Goal: In the listing that follows, how many lines contain the string "Jahren"? Provide only the number.

Exercise materials:
......

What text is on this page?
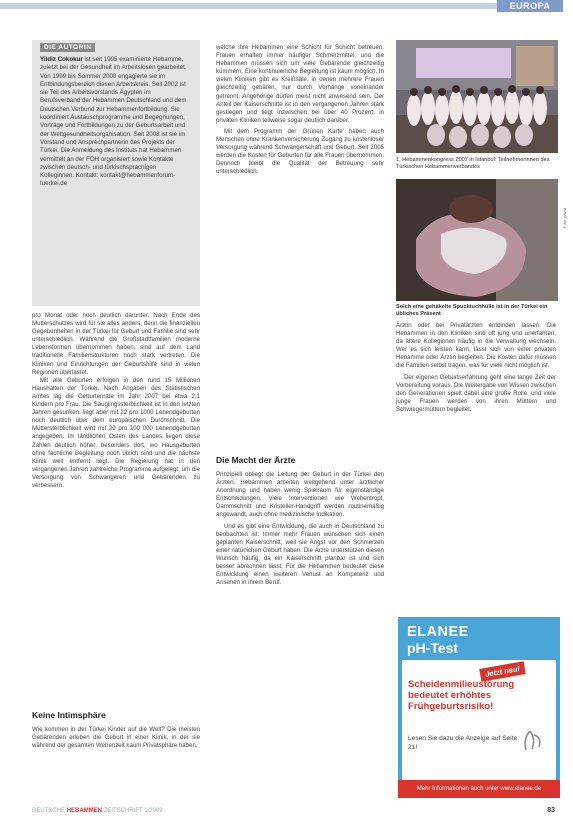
EUROPA
DIE AUTORIN
Yildiz Cokokur ist seit 1995 examinierte Hebamme, zuletzt bei der Gesundheit im Arbeitslosen gearbeitet. Von 1999 bis Sommer 2000 engagierte sie im Entbindungsbereich diesen Arbeitskreis. Seit 2002 ist sie Teil des Arbeitsvorstands Ägypten im Berufsverband der Hebammen Deutschland und dem Deutschen Verbund zur Hebammenfortbildung. Sie koordiniert Austauschprogramme und Begegnungen, Vorträge und Fortbildungen zu der Geburtsarbeit und der Weltgesundheitsorganisation. Seit 2008 ist sie im Vorstand und Ansprechpartnerin des Projekts der Türkei. Die Anmeldung des Instituts hat Hebammen vermittelt an der FOH organisiert sowie Kontakte zwischen deutsch- und türkischsprachigen Kolleginnen. Kontakt: kontakt@hebammenforum-tuerkei.de

pro Monat oder noch deutlich darunter. Nach Ende des Mutterschutzes wird für sie alles anders, denn die finanziellen Gegebenheiten in der Türkei für Geburt und Familie sind sehr unterschiedlich. Während die Großstadtfamilien moderne Lebensformen übernommen haben, sind auf dem Land traditionelle Familienstrukturen noch stark vertreten. Die Kliniken und Einrichtungen der Geburtshilfe sind in vielen Regionen überlastet.

Mit alle Geburten erfolgen in den rund 15 Millionen Haushalten der Türkei. Nach Angaben des Statistischen Amtes lag die Geburtenrate im Jahr 2007 bei etwa 2,1 Kindern pro Frau. Die Säuglingssterblichkeit ist in den letzten Jahren gesunken, liegt aber mit 22 pro 1000 Lebendgeburten noch deutlich über dem europäischen Durchschnitt. Die Müttersterblichkeit wird mit 29 pro 100 000 Lebendgeburten angegeben. Im ländlichen Osten des Landes liegen diese Zahlen deutlich höher, besonders dort, wo Hausgeburten ohne fachliche Begleitung noch üblich sind und die nächste Klinik weit entfernt liegt. Die Regierung hat in den vergangenen Jahren zahlreiche Programme aufgelegt, um die Versorgung von Schwangeren und Gebärenden zu verbessern.

Keine Intimsphäre

Wie kommen in der Türkei Kinder auf die Welt? Die meisten Gebärenden erleben die Geburt in einer Klinik, in der sie während der gesamten Wehenzeit kaum Privatsphäre haben.

welche ihre Hebammen eine Schicht für Schicht betreuen. Frauen erhalten immer häufiger Schmerzmittel, und die Hebammen müssen sich um viele Gebärende gleichzeitig kümmern. Eine kontinuierliche Begleitung ist kaum möglich. In vielen Kliniken gibt es Kreißsäle, in denen mehrere Frauen gleichzeitig gebären, nur durch Vorhänge voneinander getrennt. Angehörige dürfen meist nicht anwesend sein. Der Anteil der Kaiserschnitte ist in den vergangenen Jahren stark gestiegen und liegt inzwischen bei über 40 Prozent, in privaten Kliniken teilweise sogar deutlich darüber.

Mit dem Programm der ‚Grünen Karte' haben auch Menschen ohne Krankenversicherung Zugang zu kostenloser Versorgung während Schwangerschaft und Geburt. Seit 2005 werden die Kosten für Geburten für alle Frauen übernommen. Dennoch bleibt die Qualität der Betreuung sehr unterschiedlich.

Die Macht der Ärzte

Prinzipiell obliegt die Leitung der Geburt in der Türkei den Ärzten. Hebammen arbeiten weitgehend unter ärztlicher Anordnung und haben wenig Spielraum für eigenständige Entscheidungen. Viele Interventionen wie Wehentropf, Dammschnitt und Kristeller-Handgriff werden routinemäßig angewandt, auch ohne medizinische Indikation.

Und es gibt eine Entwicklung, die auch in Deutschland zu beobachten ist: Immer mehr Frauen wünschen sich einen geplanten Kaiserschnitt, weil sie Angst vor den Schmerzen einer natürlichen Geburt haben. Die Ärzte unterstützen diesen Wunsch häufig, da ein Kaiserschnitt planbar ist und sich besser abrechnen lässt. Für die Hebammen bedeutet diese Entwicklung einen weiteren Verlust an Kompetenz und Ansehen in ihrem Beruf.

1. Hebammenkongress 2007 in Istanbul: Teilnehmerinnen des Türkischen Hebammenverbandes
Foto: privat
Solch eine gehäkelte Spucktuchhülle ist in der Türkei ein übliches Präsent

Ärztin oder bei Privatärzten entbinden lassen. Die Hebammen in den Kliniken sind oft jung und unerfahren, da ältere Kolleginnen häufig in die Verwaltung wechseln. Wer es sich leisten kann, lässt sich von einer privaten Hebamme oder Ärztin begleiten. Die Kosten dafür müssen die Familien selbst tragen, was für viele nicht möglich ist.

Der eigenen Geburtserfahrung geht eine lange Zeit der Vorbereitung voraus. Die Weitergabe von Wissen zwischen den Generationen spielt dabei eine große Rolle, und viele junge Frauen werden von ihren Müttern und Schwiegermüttern begleitet.

ELANEE
pH-Test
Jetzt neu!
Scheidenmilieustörung bedeutet erhöhtes Frühgeburtsrisiko!
Lesen Sie dazu die Anzeige auf Seite 21!
Mehr Informationen auch unter www.elanee.de
DEUTSCHE HEBAMMEN ZEITSCHRIFT 1/2009	83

......

Exercise answer: 2